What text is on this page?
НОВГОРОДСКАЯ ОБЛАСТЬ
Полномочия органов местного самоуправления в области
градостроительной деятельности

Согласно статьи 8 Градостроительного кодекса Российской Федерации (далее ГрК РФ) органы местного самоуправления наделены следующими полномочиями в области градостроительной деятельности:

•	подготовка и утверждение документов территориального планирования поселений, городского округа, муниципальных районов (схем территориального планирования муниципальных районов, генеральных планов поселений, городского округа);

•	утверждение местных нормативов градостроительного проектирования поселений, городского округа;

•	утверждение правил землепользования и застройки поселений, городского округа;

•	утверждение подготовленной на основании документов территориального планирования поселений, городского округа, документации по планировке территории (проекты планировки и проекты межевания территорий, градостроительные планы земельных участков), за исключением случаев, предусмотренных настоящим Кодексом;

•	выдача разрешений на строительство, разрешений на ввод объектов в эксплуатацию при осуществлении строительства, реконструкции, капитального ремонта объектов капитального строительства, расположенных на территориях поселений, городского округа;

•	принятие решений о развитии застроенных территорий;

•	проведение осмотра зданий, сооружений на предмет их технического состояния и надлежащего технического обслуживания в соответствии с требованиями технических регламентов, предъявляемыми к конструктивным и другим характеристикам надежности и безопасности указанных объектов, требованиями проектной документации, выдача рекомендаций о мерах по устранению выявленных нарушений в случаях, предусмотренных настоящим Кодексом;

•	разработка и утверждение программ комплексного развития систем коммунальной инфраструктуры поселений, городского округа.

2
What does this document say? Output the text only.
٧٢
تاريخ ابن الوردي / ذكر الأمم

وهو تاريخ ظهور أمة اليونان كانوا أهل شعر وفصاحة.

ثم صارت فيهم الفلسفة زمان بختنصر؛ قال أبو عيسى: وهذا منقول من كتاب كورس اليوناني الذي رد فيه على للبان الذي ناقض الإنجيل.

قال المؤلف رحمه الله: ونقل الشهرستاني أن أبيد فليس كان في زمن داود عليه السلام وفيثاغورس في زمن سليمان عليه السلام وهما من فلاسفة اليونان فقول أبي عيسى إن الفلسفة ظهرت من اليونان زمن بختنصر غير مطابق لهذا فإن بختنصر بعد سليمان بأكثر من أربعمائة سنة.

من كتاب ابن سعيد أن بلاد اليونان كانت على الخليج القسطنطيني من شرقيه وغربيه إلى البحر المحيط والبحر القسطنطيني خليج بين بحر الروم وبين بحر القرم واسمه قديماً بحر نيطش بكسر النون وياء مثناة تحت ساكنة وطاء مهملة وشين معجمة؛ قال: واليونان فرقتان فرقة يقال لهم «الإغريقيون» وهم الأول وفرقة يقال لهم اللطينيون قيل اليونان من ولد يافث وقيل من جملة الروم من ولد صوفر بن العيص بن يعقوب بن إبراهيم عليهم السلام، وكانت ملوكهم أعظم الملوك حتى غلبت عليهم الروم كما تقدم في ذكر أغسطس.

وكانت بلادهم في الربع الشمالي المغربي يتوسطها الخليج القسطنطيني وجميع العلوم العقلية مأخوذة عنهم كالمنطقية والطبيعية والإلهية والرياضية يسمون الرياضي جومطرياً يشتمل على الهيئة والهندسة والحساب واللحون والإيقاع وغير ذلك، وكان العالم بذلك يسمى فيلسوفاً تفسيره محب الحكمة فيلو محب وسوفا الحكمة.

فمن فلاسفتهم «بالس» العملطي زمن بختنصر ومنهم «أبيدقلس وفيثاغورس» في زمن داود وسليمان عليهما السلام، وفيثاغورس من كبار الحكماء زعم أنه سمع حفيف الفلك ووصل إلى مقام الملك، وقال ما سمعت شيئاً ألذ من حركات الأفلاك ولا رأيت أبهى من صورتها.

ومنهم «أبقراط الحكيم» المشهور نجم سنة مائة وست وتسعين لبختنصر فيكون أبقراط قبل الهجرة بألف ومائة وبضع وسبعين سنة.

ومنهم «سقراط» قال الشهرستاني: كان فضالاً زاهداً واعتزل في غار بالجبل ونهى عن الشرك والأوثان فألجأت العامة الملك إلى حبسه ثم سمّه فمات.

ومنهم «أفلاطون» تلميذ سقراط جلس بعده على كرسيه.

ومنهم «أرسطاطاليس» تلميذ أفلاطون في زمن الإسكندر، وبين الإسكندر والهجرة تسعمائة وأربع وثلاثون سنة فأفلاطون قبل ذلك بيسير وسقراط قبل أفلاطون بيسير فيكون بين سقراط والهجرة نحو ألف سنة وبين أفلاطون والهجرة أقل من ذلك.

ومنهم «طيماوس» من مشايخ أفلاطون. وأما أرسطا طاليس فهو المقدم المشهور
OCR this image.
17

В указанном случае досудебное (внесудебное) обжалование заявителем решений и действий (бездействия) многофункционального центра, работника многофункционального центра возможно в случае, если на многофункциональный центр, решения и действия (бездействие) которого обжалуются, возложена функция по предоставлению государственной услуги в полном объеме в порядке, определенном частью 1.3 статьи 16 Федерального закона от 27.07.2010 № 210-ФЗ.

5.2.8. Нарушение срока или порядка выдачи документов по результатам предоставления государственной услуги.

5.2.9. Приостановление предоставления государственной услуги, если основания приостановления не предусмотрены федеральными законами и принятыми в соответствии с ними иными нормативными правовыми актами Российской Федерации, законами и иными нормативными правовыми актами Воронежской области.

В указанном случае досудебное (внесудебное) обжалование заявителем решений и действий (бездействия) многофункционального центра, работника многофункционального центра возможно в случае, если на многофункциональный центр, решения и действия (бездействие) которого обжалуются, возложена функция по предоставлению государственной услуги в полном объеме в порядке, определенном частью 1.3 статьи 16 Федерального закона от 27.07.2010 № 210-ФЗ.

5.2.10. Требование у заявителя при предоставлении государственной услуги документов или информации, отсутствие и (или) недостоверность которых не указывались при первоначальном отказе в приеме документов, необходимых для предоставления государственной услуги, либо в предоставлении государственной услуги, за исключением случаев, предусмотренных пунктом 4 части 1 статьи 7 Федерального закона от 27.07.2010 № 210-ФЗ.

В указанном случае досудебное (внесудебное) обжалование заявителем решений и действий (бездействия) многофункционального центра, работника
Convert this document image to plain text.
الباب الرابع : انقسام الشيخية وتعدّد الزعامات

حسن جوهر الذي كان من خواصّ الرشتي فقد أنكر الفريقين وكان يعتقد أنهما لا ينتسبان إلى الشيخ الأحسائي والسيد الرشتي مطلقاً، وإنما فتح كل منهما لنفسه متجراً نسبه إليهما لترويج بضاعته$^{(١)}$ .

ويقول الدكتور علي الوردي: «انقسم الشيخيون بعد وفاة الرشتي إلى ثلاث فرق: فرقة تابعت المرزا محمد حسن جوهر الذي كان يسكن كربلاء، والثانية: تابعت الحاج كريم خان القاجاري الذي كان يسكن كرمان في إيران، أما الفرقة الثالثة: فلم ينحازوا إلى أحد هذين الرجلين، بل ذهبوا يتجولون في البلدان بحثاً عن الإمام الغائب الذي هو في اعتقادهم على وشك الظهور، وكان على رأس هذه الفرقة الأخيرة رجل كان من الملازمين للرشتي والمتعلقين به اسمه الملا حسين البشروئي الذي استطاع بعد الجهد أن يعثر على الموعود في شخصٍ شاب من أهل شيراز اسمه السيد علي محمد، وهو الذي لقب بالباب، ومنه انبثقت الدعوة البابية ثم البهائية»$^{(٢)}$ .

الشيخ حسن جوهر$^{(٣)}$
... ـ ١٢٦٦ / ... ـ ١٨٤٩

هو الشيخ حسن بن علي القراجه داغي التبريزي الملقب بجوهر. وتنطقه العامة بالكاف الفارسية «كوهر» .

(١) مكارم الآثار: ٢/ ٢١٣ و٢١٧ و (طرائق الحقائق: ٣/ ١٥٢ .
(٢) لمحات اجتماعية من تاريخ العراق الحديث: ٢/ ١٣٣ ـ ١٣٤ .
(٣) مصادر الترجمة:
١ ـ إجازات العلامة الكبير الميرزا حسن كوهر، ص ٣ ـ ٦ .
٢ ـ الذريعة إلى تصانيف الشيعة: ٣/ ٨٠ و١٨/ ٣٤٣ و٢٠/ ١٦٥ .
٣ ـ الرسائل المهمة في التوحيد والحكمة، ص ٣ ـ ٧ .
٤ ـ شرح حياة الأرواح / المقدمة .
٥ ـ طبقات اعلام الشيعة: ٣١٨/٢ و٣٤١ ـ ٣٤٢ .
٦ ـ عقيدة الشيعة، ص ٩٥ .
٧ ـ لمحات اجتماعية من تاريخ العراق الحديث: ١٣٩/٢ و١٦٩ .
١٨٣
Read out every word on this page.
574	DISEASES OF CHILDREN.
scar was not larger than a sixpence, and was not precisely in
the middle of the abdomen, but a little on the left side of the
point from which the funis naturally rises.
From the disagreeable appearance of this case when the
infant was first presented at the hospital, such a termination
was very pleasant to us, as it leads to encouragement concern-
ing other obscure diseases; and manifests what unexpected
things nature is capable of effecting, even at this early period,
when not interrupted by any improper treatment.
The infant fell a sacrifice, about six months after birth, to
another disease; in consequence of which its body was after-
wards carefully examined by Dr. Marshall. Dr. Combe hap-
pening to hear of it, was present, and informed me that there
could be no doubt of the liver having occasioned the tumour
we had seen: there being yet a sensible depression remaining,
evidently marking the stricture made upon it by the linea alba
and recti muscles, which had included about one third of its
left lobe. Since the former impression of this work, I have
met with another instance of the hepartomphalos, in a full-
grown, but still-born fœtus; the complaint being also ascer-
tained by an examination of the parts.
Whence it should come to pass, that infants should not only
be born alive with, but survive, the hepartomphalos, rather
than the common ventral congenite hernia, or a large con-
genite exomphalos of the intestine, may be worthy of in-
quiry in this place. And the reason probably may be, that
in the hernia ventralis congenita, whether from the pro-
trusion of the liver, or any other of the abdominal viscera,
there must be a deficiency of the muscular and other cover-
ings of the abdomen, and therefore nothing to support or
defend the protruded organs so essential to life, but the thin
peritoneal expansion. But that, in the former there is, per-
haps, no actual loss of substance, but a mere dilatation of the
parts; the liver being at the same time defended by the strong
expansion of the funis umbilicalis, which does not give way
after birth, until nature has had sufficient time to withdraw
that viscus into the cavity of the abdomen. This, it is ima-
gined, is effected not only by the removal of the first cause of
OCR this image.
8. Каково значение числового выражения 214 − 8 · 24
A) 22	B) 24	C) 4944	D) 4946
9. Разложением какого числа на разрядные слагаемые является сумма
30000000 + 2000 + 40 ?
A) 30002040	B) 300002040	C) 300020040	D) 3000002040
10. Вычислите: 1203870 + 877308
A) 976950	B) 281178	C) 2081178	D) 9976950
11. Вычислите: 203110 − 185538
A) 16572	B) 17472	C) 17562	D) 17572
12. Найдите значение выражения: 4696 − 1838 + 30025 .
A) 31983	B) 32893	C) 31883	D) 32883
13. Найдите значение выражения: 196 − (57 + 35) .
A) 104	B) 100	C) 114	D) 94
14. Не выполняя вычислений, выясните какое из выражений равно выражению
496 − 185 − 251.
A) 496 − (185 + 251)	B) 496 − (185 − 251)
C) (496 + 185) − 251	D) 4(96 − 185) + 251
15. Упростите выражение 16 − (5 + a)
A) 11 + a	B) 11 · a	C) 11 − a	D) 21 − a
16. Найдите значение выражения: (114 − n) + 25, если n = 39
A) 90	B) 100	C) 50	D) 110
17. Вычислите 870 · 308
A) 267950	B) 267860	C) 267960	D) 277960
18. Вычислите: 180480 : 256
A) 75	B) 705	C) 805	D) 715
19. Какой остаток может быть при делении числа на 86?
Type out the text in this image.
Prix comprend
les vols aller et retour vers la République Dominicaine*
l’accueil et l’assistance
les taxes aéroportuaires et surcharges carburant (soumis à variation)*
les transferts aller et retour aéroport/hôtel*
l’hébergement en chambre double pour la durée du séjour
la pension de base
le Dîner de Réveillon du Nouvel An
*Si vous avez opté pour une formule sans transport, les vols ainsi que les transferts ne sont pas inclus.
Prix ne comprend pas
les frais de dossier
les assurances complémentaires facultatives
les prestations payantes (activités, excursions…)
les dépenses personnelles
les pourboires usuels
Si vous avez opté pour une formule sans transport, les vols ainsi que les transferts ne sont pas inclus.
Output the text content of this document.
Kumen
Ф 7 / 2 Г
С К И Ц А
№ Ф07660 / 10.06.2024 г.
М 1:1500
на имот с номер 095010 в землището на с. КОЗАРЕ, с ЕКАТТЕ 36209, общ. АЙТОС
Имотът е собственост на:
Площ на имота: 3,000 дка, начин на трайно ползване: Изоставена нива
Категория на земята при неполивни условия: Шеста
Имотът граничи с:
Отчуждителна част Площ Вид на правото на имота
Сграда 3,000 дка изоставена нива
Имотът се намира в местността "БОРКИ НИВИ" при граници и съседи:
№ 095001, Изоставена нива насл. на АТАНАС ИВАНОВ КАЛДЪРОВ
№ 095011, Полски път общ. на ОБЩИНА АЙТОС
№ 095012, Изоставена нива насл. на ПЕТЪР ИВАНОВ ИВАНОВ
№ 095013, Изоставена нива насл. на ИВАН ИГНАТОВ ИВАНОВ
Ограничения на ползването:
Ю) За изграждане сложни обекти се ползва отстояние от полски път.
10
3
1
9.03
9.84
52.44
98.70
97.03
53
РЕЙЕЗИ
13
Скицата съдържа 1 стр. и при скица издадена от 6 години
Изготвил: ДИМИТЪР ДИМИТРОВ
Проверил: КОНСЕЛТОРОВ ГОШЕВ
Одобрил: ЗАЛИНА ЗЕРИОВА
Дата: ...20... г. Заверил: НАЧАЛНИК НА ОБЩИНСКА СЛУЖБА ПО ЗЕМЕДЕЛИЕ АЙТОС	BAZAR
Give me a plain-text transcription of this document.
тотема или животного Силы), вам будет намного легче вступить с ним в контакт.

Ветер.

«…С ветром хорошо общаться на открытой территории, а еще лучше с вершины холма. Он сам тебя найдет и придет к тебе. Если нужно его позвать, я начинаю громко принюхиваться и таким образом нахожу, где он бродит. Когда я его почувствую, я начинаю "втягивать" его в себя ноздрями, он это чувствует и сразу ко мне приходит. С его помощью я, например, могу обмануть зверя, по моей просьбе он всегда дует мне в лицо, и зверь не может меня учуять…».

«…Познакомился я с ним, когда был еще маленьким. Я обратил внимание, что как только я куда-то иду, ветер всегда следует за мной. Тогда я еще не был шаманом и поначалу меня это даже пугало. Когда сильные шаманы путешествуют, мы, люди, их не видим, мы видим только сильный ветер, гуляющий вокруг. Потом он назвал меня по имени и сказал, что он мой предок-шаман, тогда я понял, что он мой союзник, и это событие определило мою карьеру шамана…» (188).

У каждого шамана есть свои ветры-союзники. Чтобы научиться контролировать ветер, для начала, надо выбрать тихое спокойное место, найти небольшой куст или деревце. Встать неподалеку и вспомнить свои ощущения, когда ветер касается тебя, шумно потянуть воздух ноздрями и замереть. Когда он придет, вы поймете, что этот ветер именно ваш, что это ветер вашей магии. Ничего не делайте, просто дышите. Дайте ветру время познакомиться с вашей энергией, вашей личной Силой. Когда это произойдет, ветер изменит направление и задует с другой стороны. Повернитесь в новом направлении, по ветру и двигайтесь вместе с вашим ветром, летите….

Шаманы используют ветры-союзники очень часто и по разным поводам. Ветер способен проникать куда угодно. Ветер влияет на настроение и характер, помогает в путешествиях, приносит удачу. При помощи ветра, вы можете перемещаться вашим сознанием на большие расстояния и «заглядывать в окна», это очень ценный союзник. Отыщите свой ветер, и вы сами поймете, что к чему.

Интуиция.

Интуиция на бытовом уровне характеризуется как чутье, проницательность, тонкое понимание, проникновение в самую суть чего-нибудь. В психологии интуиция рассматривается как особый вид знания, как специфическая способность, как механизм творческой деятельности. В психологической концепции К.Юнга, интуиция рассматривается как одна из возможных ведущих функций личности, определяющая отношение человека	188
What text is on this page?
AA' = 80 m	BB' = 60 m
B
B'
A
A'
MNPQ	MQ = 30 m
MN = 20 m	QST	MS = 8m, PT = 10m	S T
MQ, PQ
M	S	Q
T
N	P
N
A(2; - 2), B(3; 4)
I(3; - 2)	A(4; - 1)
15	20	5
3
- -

▶ [Aim]:
Report every line in the data above in which the word "عيسى" appears.

▶ [Output below]:
ثم صارت فيهم الفلسفة زمان بختنصر؛ قال أبو عيسى: وهذا منقول من كتاب كورس اليوناني الذي رد فيه على للبان الذي ناقض الإنجيل.
قال المؤلف رحمه الله: ونقل الشهرستاني أن أبيد فليس كان في زمن داود عليه السلام وفيثاغورس في زمن سليمان عليه السلام وهما من فلاسفة اليونان فقول أبي عيسى إن الفلسفة ظهرت من اليونان زمن بختنصر غير مطابق لهذا فإن بختنصر بعد سليمان بأكثر من أربعمائة سنة.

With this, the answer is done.